Records
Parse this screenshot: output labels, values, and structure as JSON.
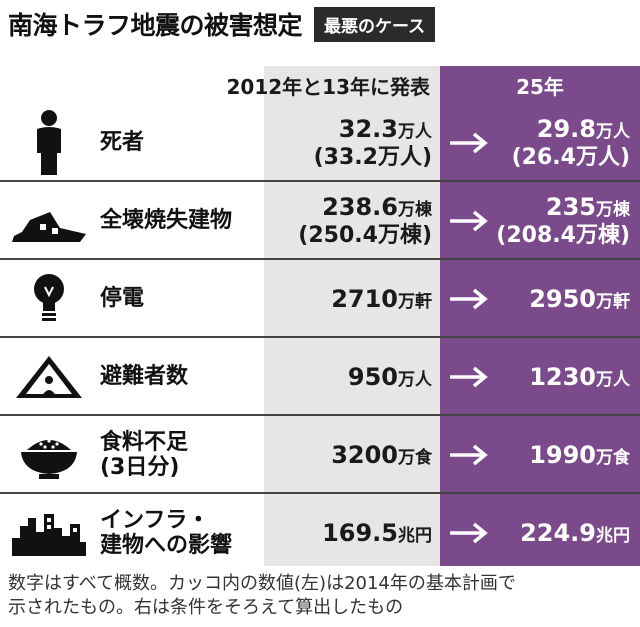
{
  "header": {
    "title": "南海トラフ地震の被害想定",
    "badge": "最悪のケース"
  },
  "columns": {
    "old": "2012年と13年に発表",
    "new": "25年"
  },
  "rows": [
    {
      "icon": "person-icon",
      "label_l1": "死者",
      "label_l2": "",
      "old_num": "32.3",
      "old_unit": "万人",
      "old_sub": "(33.2万人)",
      "new_num": "29.8",
      "new_unit": "万人",
      "new_sub": "(26.4万人)"
    },
    {
      "icon": "collapsed-building-icon",
      "label_l1": "全壊焼失建物",
      "label_l2": "",
      "old_num": "238.6",
      "old_unit": "万棟",
      "old_sub": "(250.4万棟)",
      "new_num": "235",
      "new_unit": "万棟",
      "new_sub": "(208.4万棟)"
    },
    {
      "icon": "light-bulb-icon",
      "label_l1": "停電",
      "label_l2": "",
      "old_num": "2710",
      "old_unit": "万軒",
      "old_sub": "",
      "new_num": "2950",
      "new_unit": "万軒",
      "new_sub": ""
    },
    {
      "icon": "tent-icon",
      "label_l1": "避難者数",
      "label_l2": "",
      "old_num": "950",
      "old_unit": "万人",
      "old_sub": "",
      "new_num": "1230",
      "new_unit": "万人",
      "new_sub": ""
    },
    {
      "icon": "rice-bowl-icon",
      "label_l1": "食料不足",
      "label_l2": "(3日分)",
      "old_num": "3200",
      "old_unit": "万食",
      "old_sub": "",
      "new_num": "1990",
      "new_unit": "万食",
      "new_sub": ""
    },
    {
      "icon": "city-skyline-icon",
      "label_l1": "インフラ・",
      "label_l2": "建物への影響",
      "old_num": "169.5",
      "old_unit": "兆円",
      "old_sub": "",
      "new_num": "224.9",
      "new_unit": "兆円",
      "new_sub": ""
    }
  ],
  "footnote": {
    "line1": "数字はすべて概数。カッコ内の数値(左)は2014年の基本計画で",
    "line2": "示されたもの。右は条件をそろえて算出したもの"
  },
  "colors": {
    "accent": "#7a4a8a",
    "gray": "#e6e6e6",
    "dark": "#2b2b2b"
  }
}
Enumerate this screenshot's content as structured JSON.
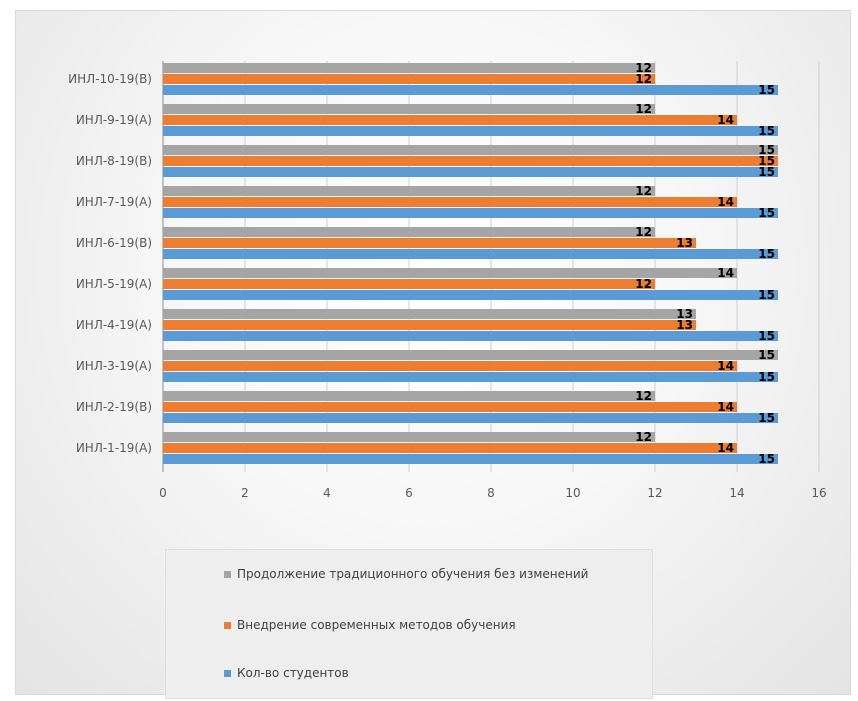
{
  "chart_data": {
    "type": "bar",
    "orientation": "horizontal",
    "categories": [
      "ИНЛ-10-19(B)",
      "ИНЛ-9-19(A)",
      "ИНЛ-8-19(B)",
      "ИНЛ-7-19(A)",
      "ИНЛ-6-19(B)",
      "ИНЛ-5-19(A)",
      "ИНЛ-4-19(A)",
      "ИНЛ-3-19(A)",
      "ИНЛ-2-19(B)",
      "ИНЛ-1-19(A)"
    ],
    "series": [
      {
        "name": "Продолжение традиционного обучения без изменений",
        "color": "#a5a5a5",
        "values": [
          12,
          12,
          15,
          12,
          12,
          14,
          13,
          15,
          12,
          12
        ]
      },
      {
        "name": "Внедрение современных методов обучения",
        "color": "#ed7d31",
        "values": [
          12,
          14,
          15,
          14,
          13,
          12,
          13,
          14,
          14,
          14
        ]
      },
      {
        "name": "Кол-во студентов",
        "color": "#5b9bd5",
        "values": [
          15,
          15,
          15,
          15,
          15,
          15,
          15,
          15,
          15,
          15
        ]
      }
    ],
    "xlim": [
      0,
      16
    ],
    "xticks": [
      "0",
      "2",
      "4",
      "6",
      "8",
      "10",
      "12",
      "14",
      "16"
    ],
    "grid": true,
    "data_labels": true,
    "legend_position": "bottom"
  }
}
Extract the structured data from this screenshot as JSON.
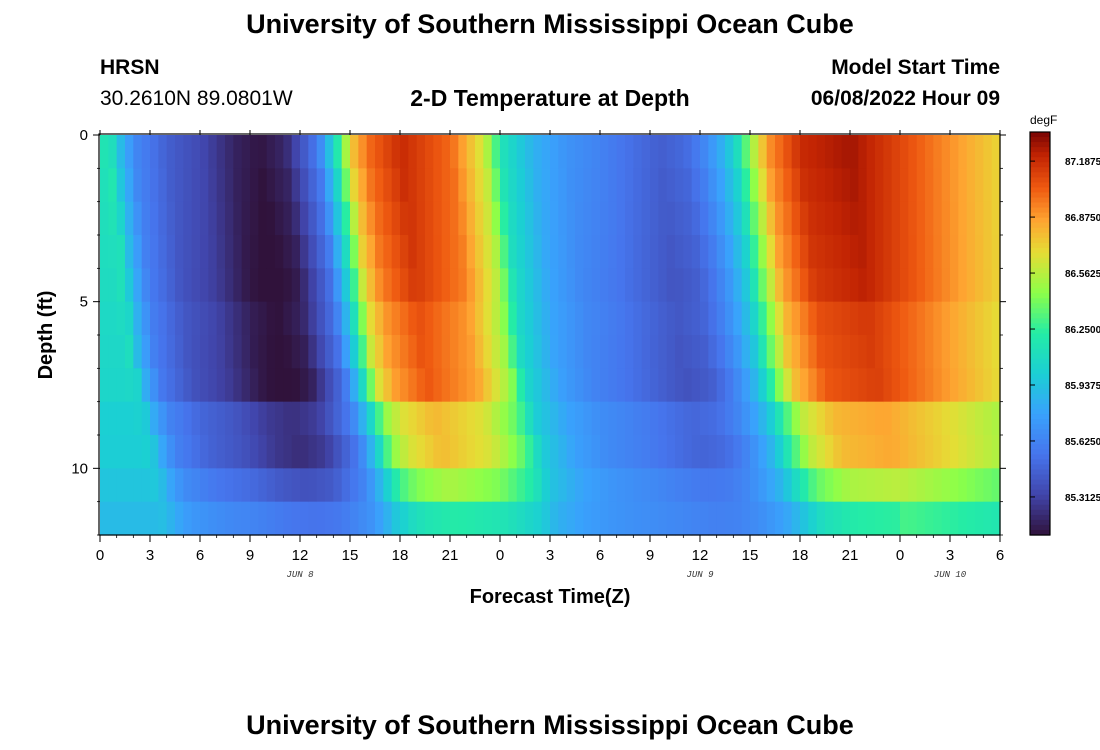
{
  "page": {
    "title": "University of Southern Mississippi Ocean Cube",
    "footer_title": "University of Southern Mississippi Ocean Cube"
  },
  "station": {
    "name": "HRSN",
    "coords": "30.2610N  89.0801W"
  },
  "model": {
    "label": "Model Start Time",
    "start": "06/08/2022 Hour 09"
  },
  "chart_data": {
    "type": "heatmap",
    "title": "2-D Temperature at Depth",
    "xlabel": "Forecast Time(Z)",
    "ylabel": "Depth (ft)",
    "x_hours_range": [
      0,
      54
    ],
    "y_depth_range": [
      0,
      12
    ],
    "x_ticks": [
      {
        "h": 0,
        "label": "0"
      },
      {
        "h": 3,
        "label": "3"
      },
      {
        "h": 6,
        "label": "6"
      },
      {
        "h": 9,
        "label": "9"
      },
      {
        "h": 12,
        "label": "12"
      },
      {
        "h": 15,
        "label": "15"
      },
      {
        "h": 18,
        "label": "18"
      },
      {
        "h": 21,
        "label": "21"
      },
      {
        "h": 24,
        "label": "0"
      },
      {
        "h": 27,
        "label": "3"
      },
      {
        "h": 30,
        "label": "6"
      },
      {
        "h": 33,
        "label": "9"
      },
      {
        "h": 36,
        "label": "12"
      },
      {
        "h": 39,
        "label": "15"
      },
      {
        "h": 42,
        "label": "18"
      },
      {
        "h": 45,
        "label": "21"
      },
      {
        "h": 48,
        "label": "0"
      },
      {
        "h": 51,
        "label": "3"
      },
      {
        "h": 54,
        "label": "6"
      }
    ],
    "date_labels": [
      {
        "h": 12,
        "label": "JUN 8"
      },
      {
        "h": 36,
        "label": "JUN 9"
      },
      {
        "h": 51,
        "label": "JUN 10"
      }
    ],
    "y_ticks": [
      {
        "d": 0,
        "label": "0"
      },
      {
        "d": 5,
        "label": "5"
      },
      {
        "d": 10,
        "label": "10"
      }
    ],
    "colorbar": {
      "unit": "degF",
      "min": 85.1,
      "max": 87.35,
      "labels": [
        "87.1875",
        "86.8750",
        "86.5625",
        "86.2500",
        "85.9375",
        "85.6250",
        "85.3125"
      ],
      "levels": [
        87.1875,
        86.875,
        86.5625,
        86.25,
        85.9375,
        85.625,
        85.3125
      ]
    },
    "depth_levels_ft": [
      0.5,
      1.5,
      2.5,
      3.5,
      4.5,
      5.5,
      6.5,
      7.5,
      8.5,
      9.5,
      10.5,
      11.5
    ],
    "columns_per_hour": 2,
    "surface_temperature_keyframes_degF": [
      [
        0,
        86.15
      ],
      [
        0.5,
        86.2
      ],
      [
        1,
        85.95
      ],
      [
        1.5,
        85.8
      ],
      [
        2,
        85.65
      ],
      [
        4,
        85.45
      ],
      [
        6,
        85.35
      ],
      [
        8,
        85.18
      ],
      [
        9.5,
        85.12
      ],
      [
        11,
        85.2
      ],
      [
        12,
        85.4
      ],
      [
        13,
        85.6
      ],
      [
        14,
        86.1
      ],
      [
        15,
        86.75
      ],
      [
        16,
        87.0
      ],
      [
        18,
        87.2
      ],
      [
        21,
        87.0
      ],
      [
        23,
        86.6
      ],
      [
        24,
        86.15
      ],
      [
        25,
        86.0
      ],
      [
        26,
        85.85
      ],
      [
        28,
        85.7
      ],
      [
        30,
        85.62
      ],
      [
        32,
        85.52
      ],
      [
        33.5,
        85.45
      ],
      [
        35,
        85.5
      ],
      [
        36,
        85.62
      ],
      [
        37,
        85.8
      ],
      [
        38,
        86.05
      ],
      [
        39,
        86.5
      ],
      [
        40,
        86.9
      ],
      [
        42,
        87.2
      ],
      [
        45,
        87.28
      ],
      [
        48,
        87.1
      ],
      [
        51,
        86.9
      ],
      [
        54,
        86.7
      ]
    ]
  }
}
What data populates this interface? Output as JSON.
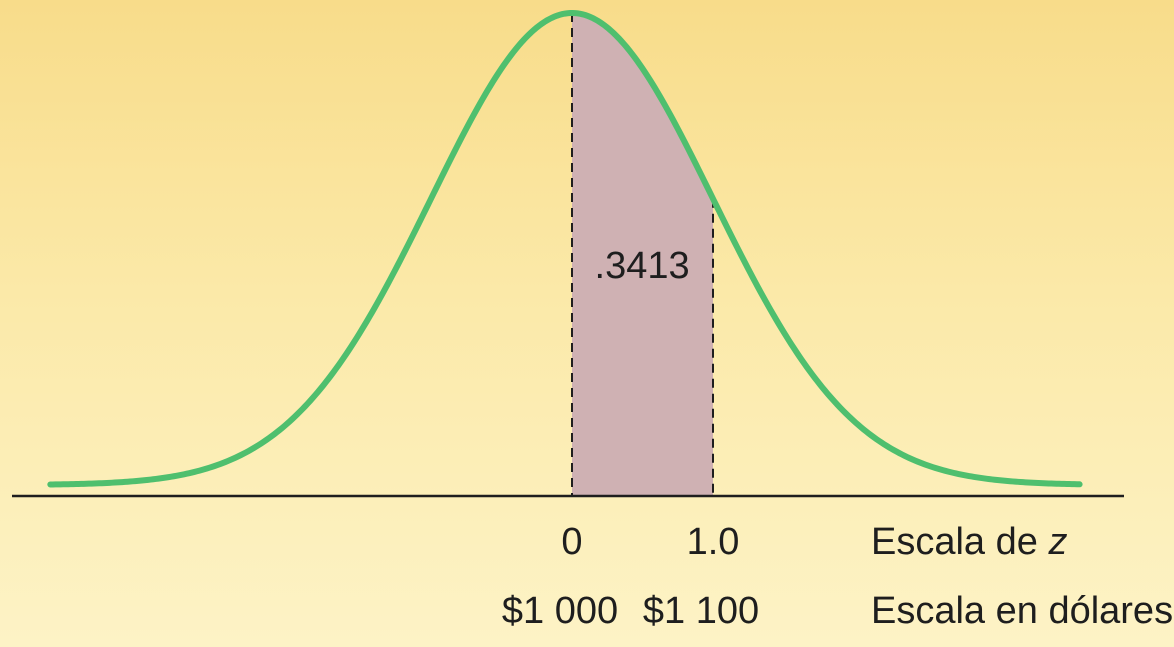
{
  "colors": {
    "background_top": "#f8dc8a",
    "background_bottom": "#fdf3c6",
    "curve": "#4fbf6e",
    "shaded_area": "#cfb1b3",
    "axis": "#1e1e1e",
    "dashed_lines": "#1e1e1e"
  },
  "chart_data": {
    "type": "area",
    "distribution": "normal",
    "mean": 0,
    "std_dev": 1,
    "grid": false,
    "xlim": [
      -3.7,
      3.6
    ],
    "shaded_region": {
      "from": 0,
      "to": 1.0,
      "area": 0.3413
    },
    "area_label": ".3413",
    "z_scale": {
      "label_prefix": "Escala de",
      "label_var": "z",
      "ticks": [
        {
          "value": 0,
          "label": "0"
        },
        {
          "value": 1.0,
          "label": "1.0"
        }
      ]
    },
    "dollar_scale": {
      "label": "Escala en dólares",
      "ticks": [
        {
          "value": 0,
          "label": "$1 000"
        },
        {
          "value": 1.0,
          "label": "$1 100"
        }
      ]
    }
  }
}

THE TASK
Select every line in the material above where the string "University" occurs, and copy it.

SOLUTION TO THE PROBLEM
    "title": "University of Southern Mississippi Ocean Cube",
    "footer_title": "University of Southern Mississippi Ocean Cube"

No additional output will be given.